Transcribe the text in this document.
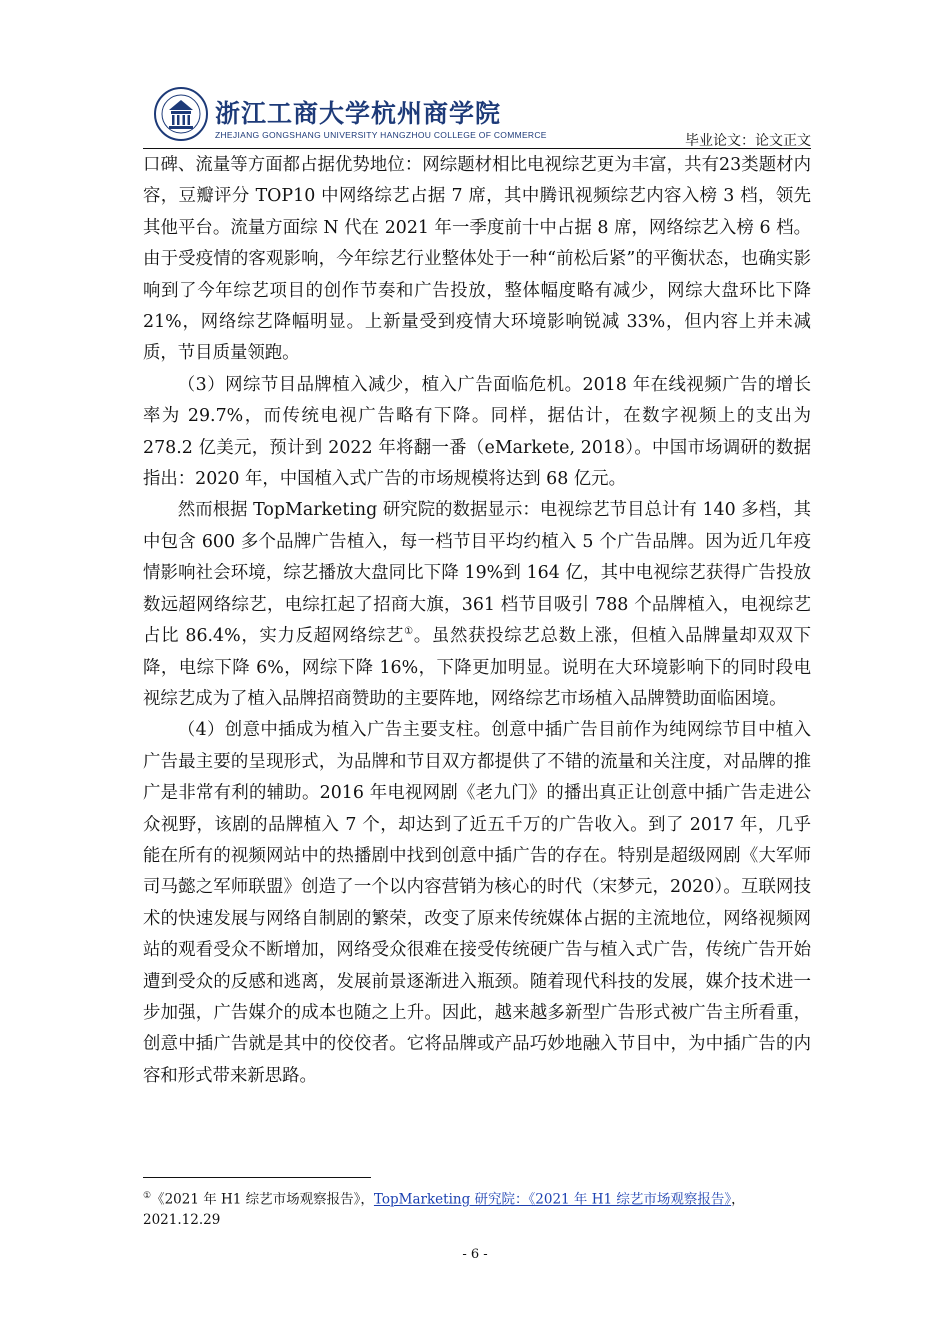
浙江工商大学杭州商学院
ZHEJIANG GONGSHANG UNIVERSITY HANGZHOU COLLEGE OF COMMERCE	毕业论文：论文正文

口碑、流量等方面都占据优势地位：网综题材相比电视综艺更为丰富，共有23类题材内容，豆瓣评分 TOP10 中网络综艺占据 7 席，其中腾讯视频综艺内容入榜 3 档，领先其他平台。流量方面综 N 代在 2021 年一季度前十中占据 8 席，网络综艺入榜 6 档。由于受疫情的客观影响，今年综艺行业整体处于一种“前松后紧”的平衡状态，也确实影响到了今年综艺项目的创作节奏和广告投放，整体幅度略有减少，网综大盘环比下降 21%，网络综艺降幅明显。上新量受到疫情大环境影响锐减 33%，但内容上并未减质，节目质量领跑。

（3）网综节目品牌植入减少，植入广告面临危机。2018 年在线视频广告的增长率为 29.7%，而传统电视广告略有下降。同样，据估计，在数字视频上的支出为 278.2 亿美元，预计到 2022 年将翻一番（eMarkete, 2018）。中国市场调研的数据指出：2020 年，中国植入式广告的市场规模将达到 68 亿元。

然而根据 TopMarketing 研究院的数据显示：电视综艺节目总计有 140 多档，其中包含 600 多个品牌广告植入，每一档节目平均约植入 5 个广告品牌。因为近几年疫情影响社会环境，综艺播放大盘同比下降 19%到 164 亿，其中电视综艺获得广告投放数远超网络综艺，电综扛起了招商大旗，361 档节目吸引 788 个品牌植入，电视综艺占比 86.4%，实力反超网络综艺①。虽然获投综艺总数上涨，但植入品牌量却双双下降，电综下降 6%，网综下降 16%，下降更加明显。说明在大环境影响下的同时段电视综艺成为了植入品牌招商赞助的主要阵地，网络综艺市场植入品牌赞助面临困境。

（4）创意中插成为植入广告主要支柱。创意中插广告目前作为纯网综节目中植入广告最主要的呈现形式，为品牌和节目双方都提供了不错的流量和关注度，对品牌的推广是非常有利的辅助。2016 年电视网剧《老九门》的播出真正让创意中插广告走进公众视野，该剧的品牌植入 7 个，却达到了近五千万的广告收入。到了 2017 年，几乎能在所有的视频网站中的热播剧中找到创意中插广告的存在。特别是超级网剧《大军师司马懿之军师联盟》创造了一个以内容营销为核心的时代（宋梦元，2020）。互联网技术的快速发展与网络自制剧的繁荣，改变了原来传统媒体占据的主流地位，网络视频网站的观看受众不断增加，网络受众很难在接受传统硬广告与植入式广告，传统广告开始遭到受众的反感和逃离，发展前景逐渐进入瓶颈。随着现代科技的发展，媒介技术进一步加强，广告媒介的成本也随之上升。因此，越来越多新型广告形式被广告主所看重，创意中插广告就是其中的佼佼者。它将品牌或产品巧妙地融入节目中，为中插广告的内容和形式带来新思路。

①《2021 年 H1 综艺市场观察报告》，TopMarketing 研究院：《2021 年 H1 综艺市场观察报告》，2021.12.29
- 6 -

-.-.-

■ THE EXERCISE ■
Exactly reproduce the entries above, minus the pictures.

■ OUTPUT FOR THIS TASK ■
Transcribe the text in this document.
浙江工商大学杭州商学院
ZHEJIANG GONGSHANG UNIVERSITY HANGZHOU COLLEGE OF COMMERCE	毕业论文：论文正文

口碑、流量等方面都占据优势地位：网综题材相比电视综艺更为丰富，共有23类题材内容，豆瓣评分 TOP10 中网络综艺占据 7 席，其中腾讯视频综艺内容入榜 3 档，领先其他平台。流量方面综 N 代在 2021 年一季度前十中占据 8 席，网络综艺入榜 6 档。由于受疫情的客观影响，今年综艺行业整体处于一种“前松后紧”的平衡状态，也确实影响到了今年综艺项目的创作节奏和广告投放，整体幅度略有减少，网综大盘环比下降 21%，网络综艺降幅明显。上新量受到疫情大环境影响锐减 33%，但内容上并未减质，节目质量领跑。

（3）网综节目品牌植入减少，植入广告面临危机。2018 年在线视频广告的增长率为 29.7%，而传统电视广告略有下降。同样，据估计，在数字视频上的支出为 278.2 亿美元，预计到 2022 年将翻一番（eMarkete, 2018）。中国市场调研的数据指出：2020 年，中国植入式广告的市场规模将达到 68 亿元。

然而根据 TopMarketing 研究院的数据显示：电视综艺节目总计有 140 多档，其中包含 600 多个品牌广告植入，每一档节目平均约植入 5 个广告品牌。因为近几年疫情影响社会环境，综艺播放大盘同比下降 19%到 164 亿，其中电视综艺获得广告投放数远超网络综艺，电综扛起了招商大旗，361 档节目吸引 788 个品牌植入，电视综艺占比 86.4%，实力反超网络综艺①。虽然获投综艺总数上涨，但植入品牌量却双双下降，电综下降 6%，网综下降 16%，下降更加明显。说明在大环境影响下的同时段电视综艺成为了植入品牌招商赞助的主要阵地，网络综艺市场植入品牌赞助面临困境。

（4）创意中插成为植入广告主要支柱。创意中插广告目前作为纯网综节目中植入广告最主要的呈现形式，为品牌和节目双方都提供了不错的流量和关注度，对品牌的推广是非常有利的辅助。2016 年电视网剧《老九门》的播出真正让创意中插广告走进公众视野，该剧的品牌植入 7 个，却达到了近五千万的广告收入。到了 2017 年，几乎能在所有的视频网站中的热播剧中找到创意中插广告的存在。特别是超级网剧《大军师司马懿之军师联盟》创造了一个以内容营销为核心的时代（宋梦元，2020）。互联网技术的快速发展与网络自制剧的繁荣，改变了原来传统媒体占据的主流地位，网络视频网站的观看受众不断增加，网络受众很难在接受传统硬广告与植入式广告，传统广告开始遭到受众的反感和逃离，发展前景逐渐进入瓶颈。随着现代科技的发展，媒介技术进一步加强，广告媒介的成本也随之上升。因此，越来越多新型广告形式被广告主所看重，创意中插广告就是其中的佼佼者。它将品牌或产品巧妙地融入节目中，为中插广告的内容和形式带来新思路。

①《2021 年 H1 综艺市场观察报告》，TopMarketing 研究院：《2021 年 H1 综艺市场观察报告》，2021.12.29
- 6 -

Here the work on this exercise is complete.